> [TASK REQUIREMENTS]: All entries below are to be set down again, identical to the source.

> [SUPPLIED RECORDS]:

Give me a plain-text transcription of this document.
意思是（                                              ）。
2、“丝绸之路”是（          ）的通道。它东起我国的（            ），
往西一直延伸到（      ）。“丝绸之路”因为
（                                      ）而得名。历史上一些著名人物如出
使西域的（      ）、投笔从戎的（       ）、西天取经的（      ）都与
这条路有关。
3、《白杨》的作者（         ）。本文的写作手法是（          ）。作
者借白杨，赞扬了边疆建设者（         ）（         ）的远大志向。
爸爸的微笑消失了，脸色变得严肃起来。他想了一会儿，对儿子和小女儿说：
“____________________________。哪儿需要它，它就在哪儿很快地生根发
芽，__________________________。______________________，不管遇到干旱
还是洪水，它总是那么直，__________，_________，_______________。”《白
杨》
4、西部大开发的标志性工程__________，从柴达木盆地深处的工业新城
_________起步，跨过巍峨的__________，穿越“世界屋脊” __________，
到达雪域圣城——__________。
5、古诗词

> [TASK RESPONSE]:
Give me a plain-text transcription of this document.
意思是（                                              ）。
2、“丝绸之路”是（          ）的通道。它东起我国的（            ），
往西一直延伸到（      ）。“丝绸之路”因为
（                                      ）而得名。历史上一些著名人物如出
使西域的（      ）、投笔从戎的（       ）、西天取经的（      ）都与
这条路有关。
3、《白杨》的作者（         ）。本文的写作手法是（          ）。作
者借白杨，赞扬了边疆建设者（         ）（         ）的远大志向。
爸爸的微笑消失了，脸色变得严肃起来。他想了一会儿，对儿子和小女儿说：
“____________________________。哪儿需要它，它就在哪儿很快地生根发
芽，__________________________。______________________，不管遇到干旱
还是洪水，它总是那么直，__________，_________，_______________。”《白
杨》
4、西部大开发的标志性工程__________，从柴达木盆地深处的工业新城
_________起步，跨过巍峨的__________，穿越“世界屋脊” __________，
到达雪域圣城——__________。
5、古诗词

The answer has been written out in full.